Task details
What is the number of lines holding the word "name"? Give that number alone.

Stored records

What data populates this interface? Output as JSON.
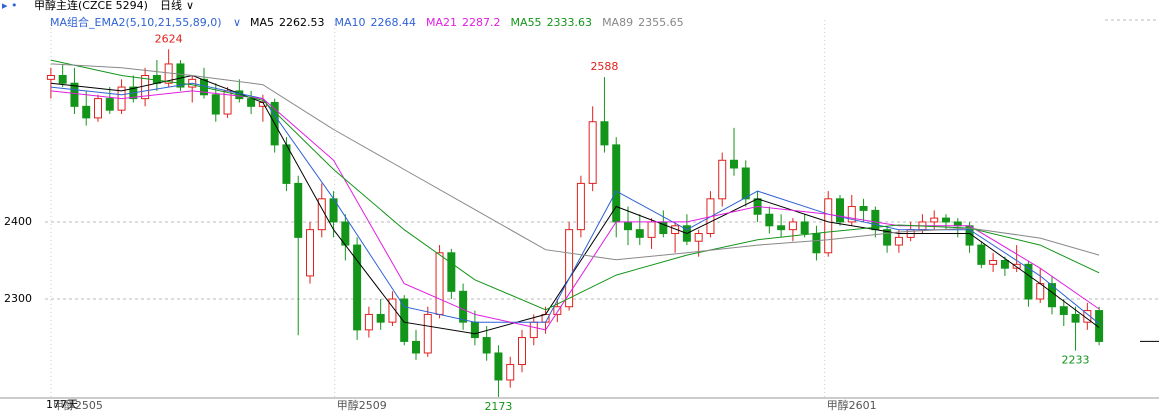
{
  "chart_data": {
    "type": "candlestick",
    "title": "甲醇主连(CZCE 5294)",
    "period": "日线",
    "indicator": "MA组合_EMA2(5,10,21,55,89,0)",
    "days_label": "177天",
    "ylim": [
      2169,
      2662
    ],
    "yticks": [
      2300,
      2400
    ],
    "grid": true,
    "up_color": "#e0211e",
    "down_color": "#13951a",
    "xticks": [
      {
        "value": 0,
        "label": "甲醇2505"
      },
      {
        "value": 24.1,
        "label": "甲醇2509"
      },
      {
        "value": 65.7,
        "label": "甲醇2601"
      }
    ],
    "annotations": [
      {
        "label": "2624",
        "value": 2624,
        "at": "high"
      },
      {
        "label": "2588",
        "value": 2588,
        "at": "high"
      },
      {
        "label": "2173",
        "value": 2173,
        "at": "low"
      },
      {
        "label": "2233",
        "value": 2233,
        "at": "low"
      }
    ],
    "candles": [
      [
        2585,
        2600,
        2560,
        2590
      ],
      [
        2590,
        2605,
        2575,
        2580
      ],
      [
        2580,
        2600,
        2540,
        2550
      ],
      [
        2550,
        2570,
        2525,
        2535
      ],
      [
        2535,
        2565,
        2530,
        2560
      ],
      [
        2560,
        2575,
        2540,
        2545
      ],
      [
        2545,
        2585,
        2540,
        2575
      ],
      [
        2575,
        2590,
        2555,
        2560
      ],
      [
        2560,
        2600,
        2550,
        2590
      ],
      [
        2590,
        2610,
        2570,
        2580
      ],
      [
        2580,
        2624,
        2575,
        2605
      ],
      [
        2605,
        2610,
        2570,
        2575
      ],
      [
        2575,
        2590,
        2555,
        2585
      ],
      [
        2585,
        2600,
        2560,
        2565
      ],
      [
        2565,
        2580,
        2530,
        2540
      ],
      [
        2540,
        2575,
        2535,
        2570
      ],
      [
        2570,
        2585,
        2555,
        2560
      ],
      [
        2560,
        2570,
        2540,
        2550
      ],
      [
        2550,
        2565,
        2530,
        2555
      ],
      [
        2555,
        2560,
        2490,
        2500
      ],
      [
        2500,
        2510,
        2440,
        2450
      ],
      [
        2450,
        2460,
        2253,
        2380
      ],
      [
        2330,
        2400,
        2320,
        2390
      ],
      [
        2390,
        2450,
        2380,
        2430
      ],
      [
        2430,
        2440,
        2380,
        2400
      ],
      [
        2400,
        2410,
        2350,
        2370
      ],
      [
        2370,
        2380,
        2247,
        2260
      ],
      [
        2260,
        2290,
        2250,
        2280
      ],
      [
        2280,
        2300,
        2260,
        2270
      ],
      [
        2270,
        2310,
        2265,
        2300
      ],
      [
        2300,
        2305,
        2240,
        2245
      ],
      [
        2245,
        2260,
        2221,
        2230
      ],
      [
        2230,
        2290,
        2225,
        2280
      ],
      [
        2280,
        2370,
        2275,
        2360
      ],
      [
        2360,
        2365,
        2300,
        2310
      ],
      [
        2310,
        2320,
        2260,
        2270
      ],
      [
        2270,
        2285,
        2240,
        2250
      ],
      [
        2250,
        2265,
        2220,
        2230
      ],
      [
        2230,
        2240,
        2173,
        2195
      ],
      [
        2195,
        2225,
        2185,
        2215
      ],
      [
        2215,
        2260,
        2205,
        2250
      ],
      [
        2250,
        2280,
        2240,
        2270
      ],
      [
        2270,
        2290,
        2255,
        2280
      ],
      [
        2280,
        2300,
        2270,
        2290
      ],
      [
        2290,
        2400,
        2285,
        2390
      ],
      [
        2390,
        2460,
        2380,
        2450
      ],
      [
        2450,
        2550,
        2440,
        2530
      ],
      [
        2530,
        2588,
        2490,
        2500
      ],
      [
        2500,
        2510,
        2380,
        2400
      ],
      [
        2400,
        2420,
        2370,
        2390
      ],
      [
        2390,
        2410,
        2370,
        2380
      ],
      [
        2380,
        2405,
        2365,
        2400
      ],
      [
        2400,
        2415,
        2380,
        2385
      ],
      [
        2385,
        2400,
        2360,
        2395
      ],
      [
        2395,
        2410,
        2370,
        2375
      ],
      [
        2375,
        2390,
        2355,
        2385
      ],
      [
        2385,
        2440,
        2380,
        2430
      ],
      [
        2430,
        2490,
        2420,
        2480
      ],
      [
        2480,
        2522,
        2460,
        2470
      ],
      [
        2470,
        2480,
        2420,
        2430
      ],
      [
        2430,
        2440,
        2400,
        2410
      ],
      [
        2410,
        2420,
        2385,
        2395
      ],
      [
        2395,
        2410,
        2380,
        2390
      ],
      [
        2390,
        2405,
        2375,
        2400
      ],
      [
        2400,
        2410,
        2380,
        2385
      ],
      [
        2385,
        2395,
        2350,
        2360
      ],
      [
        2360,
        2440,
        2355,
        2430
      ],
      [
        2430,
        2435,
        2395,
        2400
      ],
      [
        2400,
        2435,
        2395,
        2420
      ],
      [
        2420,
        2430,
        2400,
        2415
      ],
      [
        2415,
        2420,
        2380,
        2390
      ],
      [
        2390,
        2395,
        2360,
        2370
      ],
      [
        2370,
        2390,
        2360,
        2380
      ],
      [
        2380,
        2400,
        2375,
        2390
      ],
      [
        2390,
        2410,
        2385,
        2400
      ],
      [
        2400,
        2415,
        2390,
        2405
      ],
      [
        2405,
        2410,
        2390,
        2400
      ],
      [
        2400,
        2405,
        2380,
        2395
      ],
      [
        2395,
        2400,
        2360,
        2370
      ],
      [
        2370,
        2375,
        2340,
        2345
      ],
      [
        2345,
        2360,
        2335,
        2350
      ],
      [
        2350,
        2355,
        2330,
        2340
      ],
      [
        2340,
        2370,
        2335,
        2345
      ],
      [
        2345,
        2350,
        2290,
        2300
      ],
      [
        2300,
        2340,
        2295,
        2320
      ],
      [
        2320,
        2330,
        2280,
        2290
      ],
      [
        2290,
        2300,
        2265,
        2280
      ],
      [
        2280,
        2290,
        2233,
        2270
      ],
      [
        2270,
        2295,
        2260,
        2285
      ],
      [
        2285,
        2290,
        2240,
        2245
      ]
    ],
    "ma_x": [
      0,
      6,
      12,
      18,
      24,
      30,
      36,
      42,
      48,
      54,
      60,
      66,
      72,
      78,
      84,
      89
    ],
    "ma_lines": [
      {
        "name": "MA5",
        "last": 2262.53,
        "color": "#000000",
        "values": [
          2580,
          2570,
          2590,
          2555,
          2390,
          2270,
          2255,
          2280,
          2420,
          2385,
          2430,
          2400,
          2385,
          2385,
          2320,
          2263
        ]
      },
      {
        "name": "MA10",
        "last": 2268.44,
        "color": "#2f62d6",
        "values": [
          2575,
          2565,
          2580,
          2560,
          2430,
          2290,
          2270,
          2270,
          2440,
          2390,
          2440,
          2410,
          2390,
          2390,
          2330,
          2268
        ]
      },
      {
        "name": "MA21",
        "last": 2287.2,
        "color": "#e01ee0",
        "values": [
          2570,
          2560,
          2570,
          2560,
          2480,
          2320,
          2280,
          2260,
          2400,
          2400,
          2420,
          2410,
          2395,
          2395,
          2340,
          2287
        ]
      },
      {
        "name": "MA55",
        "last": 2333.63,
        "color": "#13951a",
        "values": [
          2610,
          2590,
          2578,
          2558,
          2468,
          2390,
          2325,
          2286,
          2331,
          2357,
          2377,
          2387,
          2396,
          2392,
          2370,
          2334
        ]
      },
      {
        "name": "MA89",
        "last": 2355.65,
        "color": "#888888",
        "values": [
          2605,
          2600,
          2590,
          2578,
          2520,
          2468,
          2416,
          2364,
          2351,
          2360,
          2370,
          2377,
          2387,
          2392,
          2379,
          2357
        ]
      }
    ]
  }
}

Task response
5